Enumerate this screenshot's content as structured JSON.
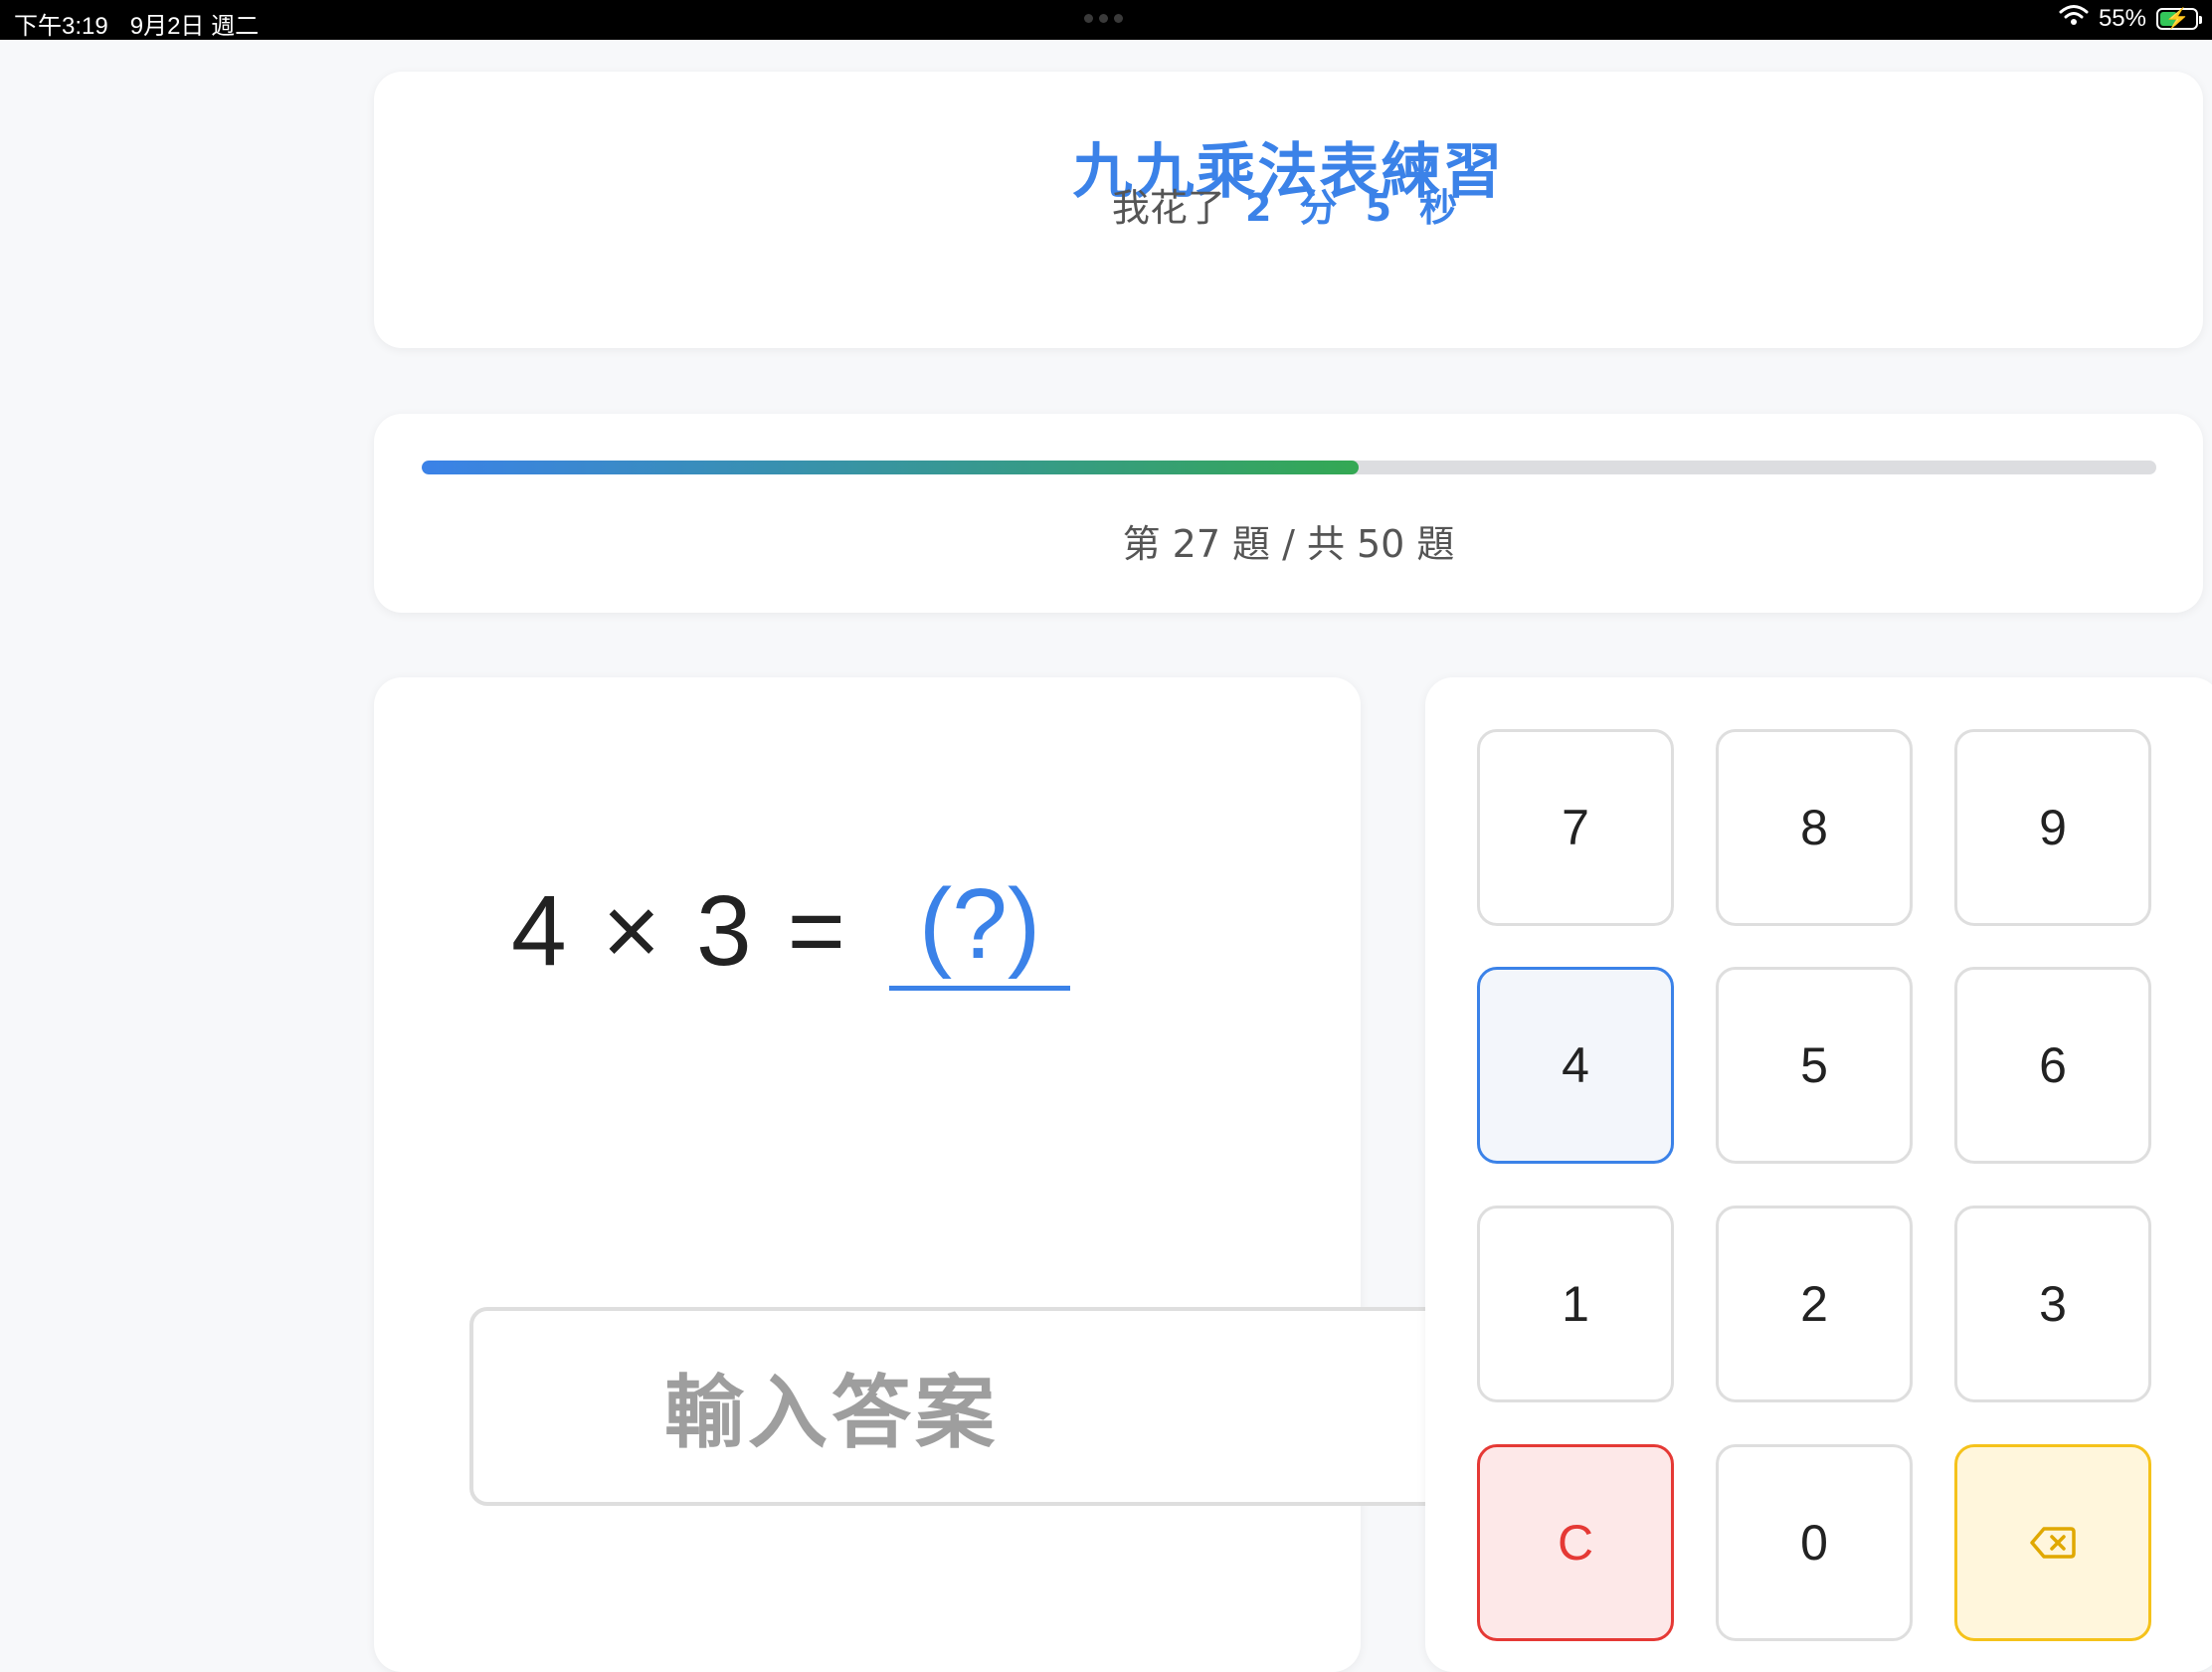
{
  "status_bar": {
    "time": "下午3:19",
    "date": "9月2日 週二",
    "battery": "55%",
    "battery_level": 0.55
  },
  "header": {
    "title": "九九乘法表練習",
    "timer_prefix": "我花了",
    "minutes": "2",
    "minutes_unit": "分",
    "seconds": "5",
    "seconds_unit": "秒"
  },
  "progress": {
    "label_prefix": "第",
    "current": "27",
    "label_mid": "題 / 共",
    "total": "50",
    "label_suffix": "題",
    "fraction": 0.54
  },
  "question": {
    "operand_a": "4",
    "operator": "×",
    "operand_b": "3",
    "equals": "=",
    "answer_placeholder": "(?)",
    "input_placeholder": "輸入答案"
  },
  "keypad": {
    "keys": [
      "7",
      "8",
      "9",
      "4",
      "5",
      "6",
      "1",
      "2",
      "3",
      "C",
      "0",
      "⌫"
    ],
    "active_key": "4"
  },
  "colors": {
    "accent": "#3b82e8",
    "progress_end": "#34a853",
    "clear": "#e53935",
    "backspace": "#f5c21b"
  }
}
○ ○ ○ ○ ○ ○ ○
**The task:**
Will you set down the records word for word while leaving out every picture?

**Solution:**
Enumerate this screenshot's content as structured JSON.
{
  "status_bar": {
    "time": "下午3:19",
    "date": "9月2日 週二",
    "battery": "55%",
    "battery_level": 0.55
  },
  "header": {
    "title": "九九乘法表練習",
    "timer_prefix": "我花了",
    "minutes": "2",
    "minutes_unit": "分",
    "seconds": "5",
    "seconds_unit": "秒"
  },
  "progress": {
    "label_prefix": "第",
    "current": "27",
    "label_mid": "題 / 共",
    "total": "50",
    "label_suffix": "題",
    "fraction": 0.54
  },
  "question": {
    "operand_a": "4",
    "operator": "×",
    "operand_b": "3",
    "equals": "=",
    "answer_placeholder": "(?)",
    "input_placeholder": "輸入答案"
  },
  "keypad": {
    "keys": [
      "7",
      "8",
      "9",
      "4",
      "5",
      "6",
      "1",
      "2",
      "3",
      "C",
      "0",
      "⌫"
    ],
    "active_key": "4"
  },
  "colors": {
    "accent": "#3b82e8",
    "progress_end": "#34a853",
    "clear": "#e53935",
    "backspace": "#f5c21b"
  }
}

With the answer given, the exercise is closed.